--- begin TEXT SEGMENT ---

Police argued Thomas, another man and others who were not charged fired gunshots from a car at six people standing on a street corner on Dec. 24, 2004, documents show. Bercy was killed.
Detectives quickly zeroed in on Thomas, a suspected gang member who once pointed an "inoperable handgun" at police, but it quickly became clear they had no eyewitness identification or other credible evidence he was involved in the shooting, the report states.
Thomas told detectives he was in Queens playing video games during the time the fatal shooting unfolded, according to the report.
Gonzalez's team wrote that it became "apparent that the police were intent on arresting defendant for this crime regardless of the lack of evidence pointing to defendant’s participation," according to the report.
The chief accusation against the detectives centers around a photo lineup.
While a detective waited for a prior arrest photo of Thomas to be unsealed, they used a picture of another Sheldon Thomas to show a witness, the report states. Even though the witness identified the wrong Thomas, cops went to arrest the Sheldon Thomas they suspected, according to the report
A detective then lied on the stand about the photo array and about never knowing Thomas, the DA investigators found.

--- end TEXT SEGMENT ---
--- begin DATA ENTRIES ---

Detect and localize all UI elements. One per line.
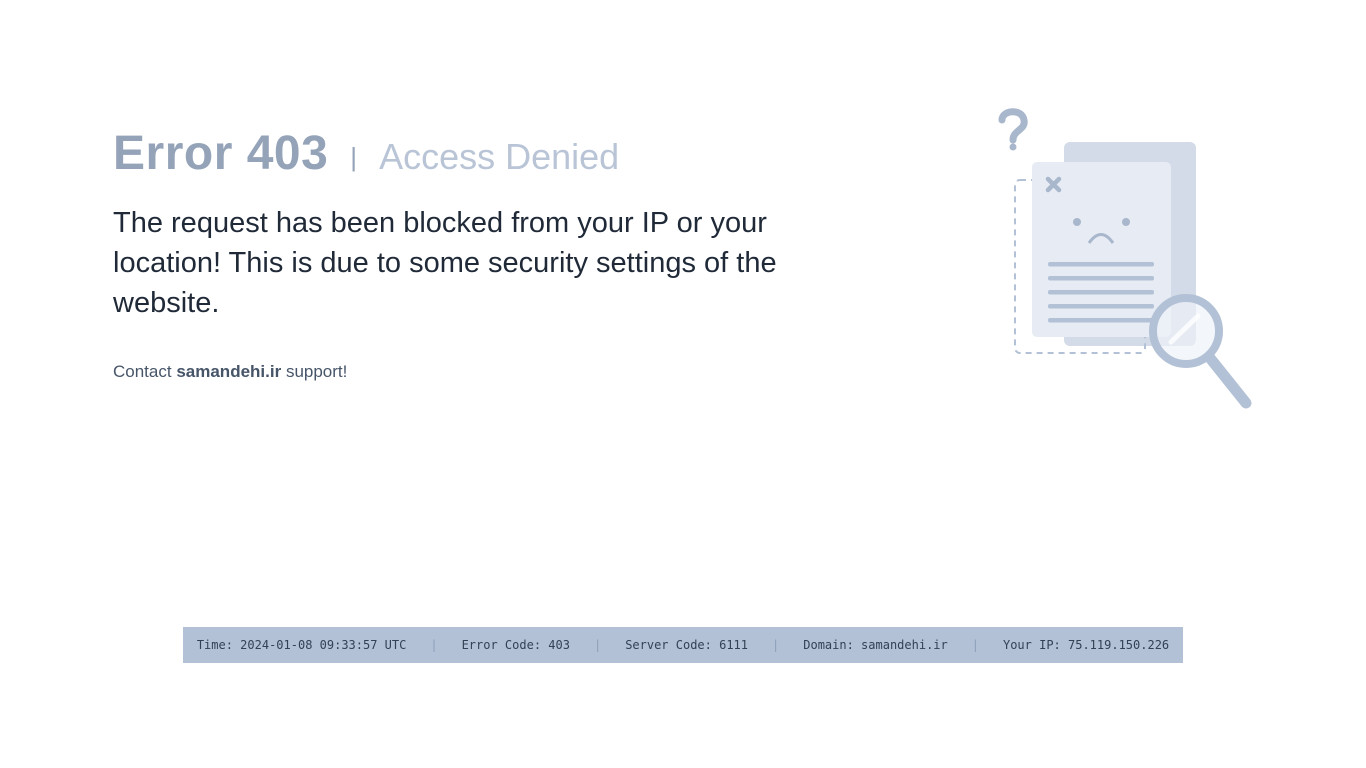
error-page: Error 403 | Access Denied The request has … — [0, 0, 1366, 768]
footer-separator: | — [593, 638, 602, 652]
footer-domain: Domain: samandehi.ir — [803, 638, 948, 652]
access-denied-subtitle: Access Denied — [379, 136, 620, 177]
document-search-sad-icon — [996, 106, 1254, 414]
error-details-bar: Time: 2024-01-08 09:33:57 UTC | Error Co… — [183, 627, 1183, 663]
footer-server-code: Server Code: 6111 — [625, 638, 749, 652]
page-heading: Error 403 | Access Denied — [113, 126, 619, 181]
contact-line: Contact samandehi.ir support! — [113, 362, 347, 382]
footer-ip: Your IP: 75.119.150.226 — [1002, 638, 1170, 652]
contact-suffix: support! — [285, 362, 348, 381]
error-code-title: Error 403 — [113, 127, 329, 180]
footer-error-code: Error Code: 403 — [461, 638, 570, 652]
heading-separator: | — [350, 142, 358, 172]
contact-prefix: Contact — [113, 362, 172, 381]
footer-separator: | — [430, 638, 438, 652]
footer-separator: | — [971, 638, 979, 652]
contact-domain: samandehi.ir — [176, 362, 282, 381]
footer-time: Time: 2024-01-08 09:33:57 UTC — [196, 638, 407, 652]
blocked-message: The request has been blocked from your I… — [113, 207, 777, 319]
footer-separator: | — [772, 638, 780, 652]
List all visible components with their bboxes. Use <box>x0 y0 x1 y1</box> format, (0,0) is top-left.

--- end DATA ENTRIES ---

TO-DO LIST
- a) From the Bercy shooting article, output the passage starting with "Police argued Thomas, another" and going on through "unfolded, according to the report.".
- b) Using the Bercy shooting article, mark each statement yes or no and quote the words that decide it: (i) Thomas told detectives he was in Queens playing video games when the shooting happened. (ii) The witness picked out the Sheldon Thomas whom police suspected. (iii) The shooting took place on Dec. 24, 2004.
- c) Take the Bercy shooting article further, picking up after its final sentence.
These entries have no connection to the Bercy shooting article.

ANSWERS TO THE EXERCISE
- a)
Police argued Thomas, another man and others who were not charged fired gunshots from a car at six people standing on a street corner on Dec. 24, 2004, documents show. Bercy was killed.
Detectives quickly zeroed in on Thomas, a suspected gang member who once pointed an "inoperable handgun" at police, but it quickly became clear they had no eyewitness identification or other credible evidence he was involved in the shooting, the report states.
Thomas told detectives he was in Queens playing video games during the time the fatal shooting unfolded, according to the report.

- b)
(i) Yes: "Thomas told detectives he was in Queens playing video games during the time the fatal shooting unfolded"
(ii) No: "Even though the witness identified the wrong Thomas, cops went to arrest the Sheldon Thomas they suspected"
(iii) Yes: "at six people standing on a street corner on Dec. 24, 2004"

- c)
"Defendant was denied due process at every stage of this case such that his conviction was fundamentally unfair," their report states.
"Understandably, the police quickly focused on defendant—a known gang member with a prior gun charge, who had previously pointed a loaded firearm at police officers—as a suspect. But almost immediately, case detectives began conducting an improper investigation and violated defendant’s constitutional rights to get the result they wanted, including influencing a photo array identification procedure, arresting the defendant with no probable cause, and then lying on the stand to conceal their wrongdoing."